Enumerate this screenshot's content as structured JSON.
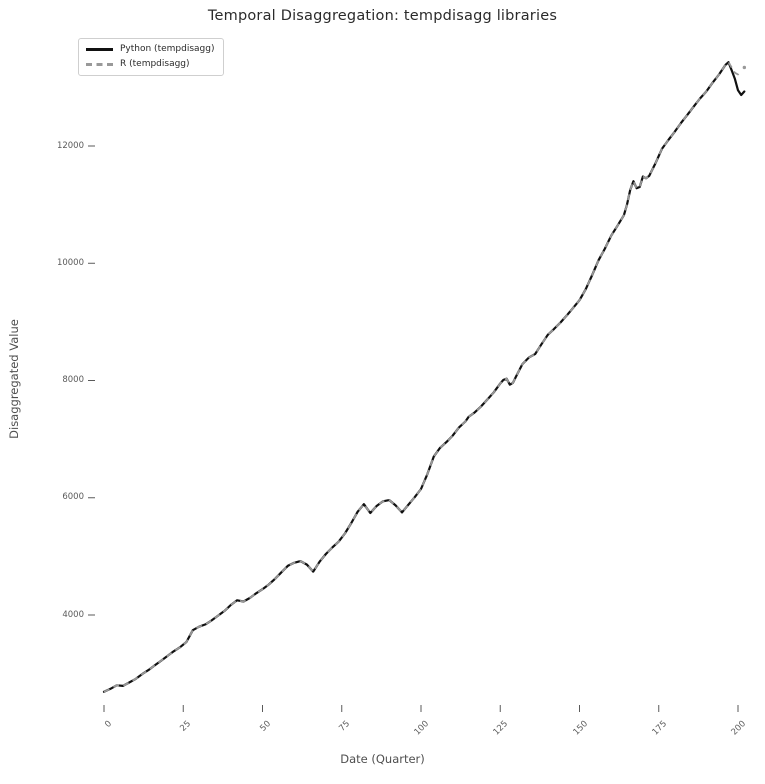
{
  "figure": {
    "background": "#ffffff",
    "grid": false,
    "spines": "none"
  },
  "chart_data": {
    "type": "line",
    "title": "Temporal Disaggregation: tempdisagg libraries",
    "xlabel": "Date (Quarter)",
    "ylabel": "Disaggregated Value",
    "x_ticks": [
      0,
      25,
      50,
      75,
      100,
      125,
      150,
      175,
      200
    ],
    "y_ticks": [
      4000,
      6000,
      8000,
      10000,
      12000
    ],
    "xlim": [
      -8,
      212
    ],
    "ylim": [
      2300,
      13900
    ],
    "grid": false,
    "legend_position": "upper left",
    "tick_color": "#5a5a5a",
    "series": [
      {
        "name": "Python (tempdisagg)",
        "color": "#111111",
        "line_style": "solid",
        "line_width": 2.2,
        "points": [
          [
            0,
            2690
          ],
          [
            2,
            2740
          ],
          [
            4,
            2800
          ],
          [
            6,
            2790
          ],
          [
            8,
            2850
          ],
          [
            10,
            2910
          ],
          [
            12,
            2990
          ],
          [
            14,
            3060
          ],
          [
            16,
            3140
          ],
          [
            18,
            3220
          ],
          [
            20,
            3300
          ],
          [
            22,
            3380
          ],
          [
            24,
            3450
          ],
          [
            26,
            3540
          ],
          [
            28,
            3740
          ],
          [
            30,
            3800
          ],
          [
            32,
            3840
          ],
          [
            34,
            3910
          ],
          [
            36,
            3990
          ],
          [
            38,
            4070
          ],
          [
            40,
            4170
          ],
          [
            42,
            4250
          ],
          [
            44,
            4230
          ],
          [
            46,
            4290
          ],
          [
            48,
            4370
          ],
          [
            50,
            4440
          ],
          [
            52,
            4520
          ],
          [
            54,
            4620
          ],
          [
            56,
            4730
          ],
          [
            58,
            4840
          ],
          [
            60,
            4890
          ],
          [
            62,
            4920
          ],
          [
            64,
            4860
          ],
          [
            66,
            4740
          ],
          [
            68,
            4910
          ],
          [
            70,
            5040
          ],
          [
            72,
            5150
          ],
          [
            74,
            5250
          ],
          [
            76,
            5390
          ],
          [
            78,
            5570
          ],
          [
            80,
            5760
          ],
          [
            82,
            5890
          ],
          [
            84,
            5740
          ],
          [
            86,
            5860
          ],
          [
            88,
            5940
          ],
          [
            90,
            5960
          ],
          [
            92,
            5870
          ],
          [
            94,
            5750
          ],
          [
            96,
            5880
          ],
          [
            98,
            6010
          ],
          [
            100,
            6150
          ],
          [
            102,
            6400
          ],
          [
            104,
            6700
          ],
          [
            106,
            6850
          ],
          [
            108,
            6950
          ],
          [
            110,
            7060
          ],
          [
            112,
            7200
          ],
          [
            114,
            7300
          ],
          [
            115,
            7380
          ],
          [
            117,
            7460
          ],
          [
            119,
            7560
          ],
          [
            121,
            7680
          ],
          [
            123,
            7800
          ],
          [
            125,
            7950
          ],
          [
            126,
            8010
          ],
          [
            127,
            8030
          ],
          [
            128,
            7930
          ],
          [
            129,
            7960
          ],
          [
            130,
            8070
          ],
          [
            132,
            8280
          ],
          [
            134,
            8390
          ],
          [
            136,
            8450
          ],
          [
            138,
            8620
          ],
          [
            140,
            8780
          ],
          [
            142,
            8880
          ],
          [
            144,
            8990
          ],
          [
            146,
            9110
          ],
          [
            148,
            9240
          ],
          [
            150,
            9370
          ],
          [
            152,
            9560
          ],
          [
            154,
            9800
          ],
          [
            156,
            10050
          ],
          [
            158,
            10250
          ],
          [
            160,
            10470
          ],
          [
            162,
            10640
          ],
          [
            164,
            10820
          ],
          [
            165,
            11000
          ],
          [
            166,
            11250
          ],
          [
            167,
            11400
          ],
          [
            168,
            11280
          ],
          [
            169,
            11300
          ],
          [
            170,
            11480
          ],
          [
            171,
            11450
          ],
          [
            172,
            11490
          ],
          [
            174,
            11710
          ],
          [
            176,
            11950
          ],
          [
            178,
            12100
          ],
          [
            180,
            12240
          ],
          [
            182,
            12390
          ],
          [
            184,
            12530
          ],
          [
            186,
            12670
          ],
          [
            188,
            12810
          ],
          [
            190,
            12930
          ],
          [
            192,
            13080
          ],
          [
            194,
            13220
          ],
          [
            196,
            13380
          ],
          [
            197,
            13430
          ],
          [
            198,
            13290
          ],
          [
            199,
            13150
          ],
          [
            200,
            12950
          ],
          [
            201,
            12870
          ],
          [
            202,
            12930
          ]
        ]
      },
      {
        "name": "R (tempdisagg)",
        "color": "#999999",
        "line_style": "dashed",
        "line_width": 1.8,
        "identical_to_series_0_until_x": 197,
        "tail_points": [
          [
            197,
            13430
          ],
          [
            198,
            13340
          ],
          [
            199,
            13250
          ],
          [
            200,
            13220
          ],
          [
            201,
            13290
          ]
        ],
        "end_marker_point": [
          202,
          13340
        ]
      }
    ]
  }
}
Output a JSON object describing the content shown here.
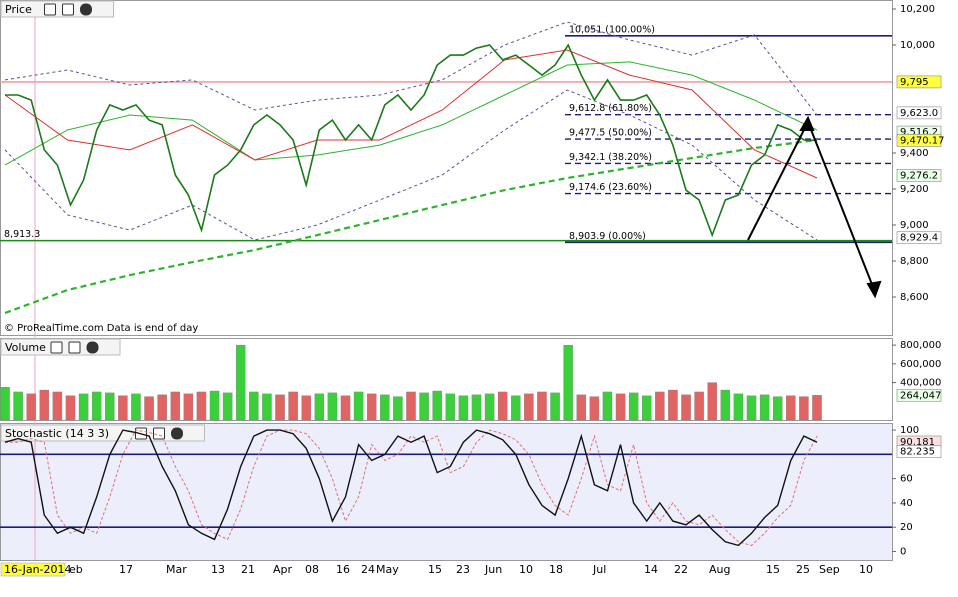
{
  "chart_data": [
    {
      "type": "line",
      "title": "Price",
      "annotation": "© ProRealTime.com  Data is end of day",
      "ylim": [
        8389,
        10250
      ],
      "yticks": [
        {
          "value": 10200,
          "label": "10,200"
        },
        {
          "value": 10000,
          "label": "10,000"
        },
        {
          "value": 9400,
          "label": "9,400"
        },
        {
          "value": 9200,
          "label": "9,200"
        },
        {
          "value": 9000,
          "label": "9,000"
        },
        {
          "value": 8800,
          "label": "8,800"
        },
        {
          "value": 8600,
          "label": "8,600"
        }
      ],
      "series": [
        {
          "color": "#5b4fa0",
          "dash": "3,3",
          "values": [
            9806,
            9861,
            9778,
            9806,
            9639,
            9694,
            9722,
            9806,
            10000,
            10128,
            10028,
            9944,
            10056,
            9611
          ]
        },
        {
          "color": "#5b4fa0",
          "dash": "3,3",
          "values": [
            9417,
            9056,
            8972,
            9111,
            8917,
            9000,
            9139,
            9278,
            9528,
            9750,
            9611,
            9444,
            9139,
            8917
          ]
        },
        {
          "color": "#2bb52b",
          "dash": "6,4",
          "width": 2.2,
          "values": [
            8511,
            8639,
            8722,
            8794,
            8861,
            8944,
            9028,
            9111,
            9194,
            9261,
            9317,
            9372,
            9428,
            9472
          ]
        },
        {
          "color": "#2bb52b",
          "values": [
            9333,
            9528,
            9611,
            9583,
            9361,
            9389,
            9444,
            9556,
            9722,
            9889,
            9906,
            9833,
            9694,
            9528
          ]
        },
        {
          "color": "#e03030",
          "values": [
            9722,
            9472,
            9417,
            9556,
            9361,
            9472,
            9472,
            9639,
            9917,
            9972,
            9833,
            9750,
            9417,
            9261
          ]
        },
        {
          "color": "#1a7a1a",
          "width": 1.6,
          "values": [
            9722,
            9722,
            9694,
            9417,
            9333,
            9111,
            9250,
            9528,
            9667,
            9639,
            9667,
            9583,
            9556,
            9278,
            9167,
            8972,
            9278,
            9333,
            9417,
            9556,
            9611,
            9556,
            9472,
            9222,
            9528,
            9583,
            9472,
            9556,
            9472,
            9667,
            9722,
            9639,
            9722,
            9889,
            9944,
            9944,
            9983,
            10000,
            9917,
            9944,
            9889,
            9833,
            9889,
            10000,
            9833,
            9694,
            9806,
            9694,
            9694,
            9722,
            9611,
            9444,
            9194,
            9139,
            8944,
            9139,
            9167,
            9333,
            9389,
            9556,
            9528,
            9472,
            9470
          ]
        }
      ],
      "lines": [
        {
          "value": 10051,
          "label": "10,051 (100.00%)",
          "color": "#1c1c7a"
        },
        {
          "value": 9612.8,
          "label": "9,612.8 (61.80%)",
          "color": "#1c1c7a",
          "dash": "6,4"
        },
        {
          "value": 9477.5,
          "label": "9,477.5 (50.00%)",
          "color": "#1c1c7a",
          "dash": "6,4"
        },
        {
          "value": 9342.1,
          "label": "9,342.1 (38.20%)",
          "color": "#1c1c7a",
          "dash": "6,4"
        },
        {
          "value": 9174.6,
          "label": "9,174.6 (23.60%)",
          "color": "#1c1c7a",
          "dash": "6,4"
        },
        {
          "value": 8903.9,
          "label": "8,903.9 (0.00%)",
          "color": "#1c1c7a"
        },
        {
          "value": 8913.3,
          "label": "8,913.3",
          "color": "#1a8a1a"
        },
        {
          "value": 9795,
          "color": "#f0a0a0"
        }
      ],
      "tags": [
        {
          "value": 9795,
          "label": "9,795",
          "color": "#ffff40"
        },
        {
          "value": 9623.0,
          "label": "9,623.0",
          "color": "#ffffff"
        },
        {
          "value": 9516.2,
          "label": "9,516.2",
          "color": "#e8ffe8"
        },
        {
          "value": 9470.17,
          "label": "9,470.17",
          "color": "#ffff40"
        },
        {
          "value": 9276.2,
          "label": "9,276.2",
          "color": "#e8ffe8"
        },
        {
          "value": 8929.4,
          "label": "8,929.4",
          "color": "#ffffff"
        }
      ]
    },
    {
      "type": "bar",
      "title": "Volume",
      "ylim": [
        0,
        876000
      ],
      "up_color": "#3ccf3c",
      "down_color": "#e06464",
      "yticks": [
        {
          "value": 800000,
          "label": "800,000"
        },
        {
          "value": 600000,
          "label": "600,000"
        },
        {
          "value": 400000,
          "label": "400,000"
        }
      ],
      "values": [
        350000,
        300000,
        280000,
        320000,
        300000,
        260000,
        280000,
        300000,
        290000,
        260000,
        280000,
        250000,
        270000,
        300000,
        280000,
        300000,
        310000,
        290000,
        800000,
        300000,
        280000,
        270000,
        300000,
        260000,
        280000,
        290000,
        260000,
        300000,
        280000,
        270000,
        250000,
        300000,
        290000,
        310000,
        280000,
        260000,
        270000,
        280000,
        300000,
        260000,
        280000,
        300000,
        290000,
        800000,
        270000,
        250000,
        300000,
        280000,
        290000,
        260000,
        300000,
        320000,
        270000,
        300000,
        400000,
        320000,
        280000,
        260000,
        270000,
        250000,
        260000,
        250000,
        264047
      ],
      "tags": [
        {
          "value": 264047,
          "label": "264,047",
          "color": "#e8ffe8"
        }
      ]
    },
    {
      "type": "line",
      "title": "Stochastic (14 3 3)",
      "ylim": [
        -7,
        105
      ],
      "yticks": [
        100,
        60,
        40,
        20,
        0
      ],
      "series": [
        {
          "color": "#e07070",
          "dash": "3,2",
          "values": [
            90,
            90,
            93,
            90,
            30,
            15,
            20,
            15,
            45,
            80,
            100,
            98,
            95,
            70,
            50,
            22,
            15,
            10,
            35,
            70,
            95,
            100,
            100,
            97,
            85,
            60,
            25,
            45,
            88,
            75,
            80,
            95,
            90,
            95,
            65,
            70,
            90,
            100,
            97,
            92,
            80,
            55,
            38,
            30,
            60,
            95,
            55,
            50,
            88,
            40,
            25,
            40,
            25,
            22,
            30,
            18,
            8,
            5,
            15,
            28,
            38,
            75,
            95
          ]
        },
        {
          "color": "#111",
          "width": 1.4,
          "values": [
            90,
            93,
            90,
            30,
            15,
            20,
            15,
            45,
            80,
            100,
            98,
            95,
            70,
            50,
            22,
            15,
            10,
            35,
            70,
            95,
            100,
            100,
            97,
            85,
            60,
            25,
            45,
            88,
            75,
            80,
            95,
            90,
            95,
            65,
            70,
            90,
            100,
            97,
            92,
            80,
            55,
            38,
            30,
            60,
            95,
            55,
            50,
            88,
            40,
            25,
            40,
            25,
            22,
            30,
            18,
            8,
            5,
            15,
            28,
            38,
            75,
            95,
            90
          ]
        }
      ],
      "lines": [
        {
          "value": 80,
          "color": "#1c1c7a"
        },
        {
          "value": 20,
          "color": "#1c1c7a"
        }
      ],
      "tags": [
        {
          "value": 90.181,
          "label": "90.181",
          "color": "#ffe0e0"
        },
        {
          "value": 82.235,
          "label": "82.235",
          "color": "#ffffff"
        }
      ]
    }
  ],
  "x_labels": [
    "16-Jan-2014",
    "eb",
    "17",
    "Mar",
    "13",
    "21",
    "Apr",
    "08",
    "16",
    "24",
    "May",
    "15",
    "23",
    "Jun",
    "10",
    "18",
    "Jul",
    "14",
    "22",
    "Aug",
    "15",
    "25",
    "Sep",
    "10"
  ]
}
════════
▶ [What to work on] Determine the number of lines in the entries above where the string "name" appears. Answer with the number alone.

▶ [Output below] 2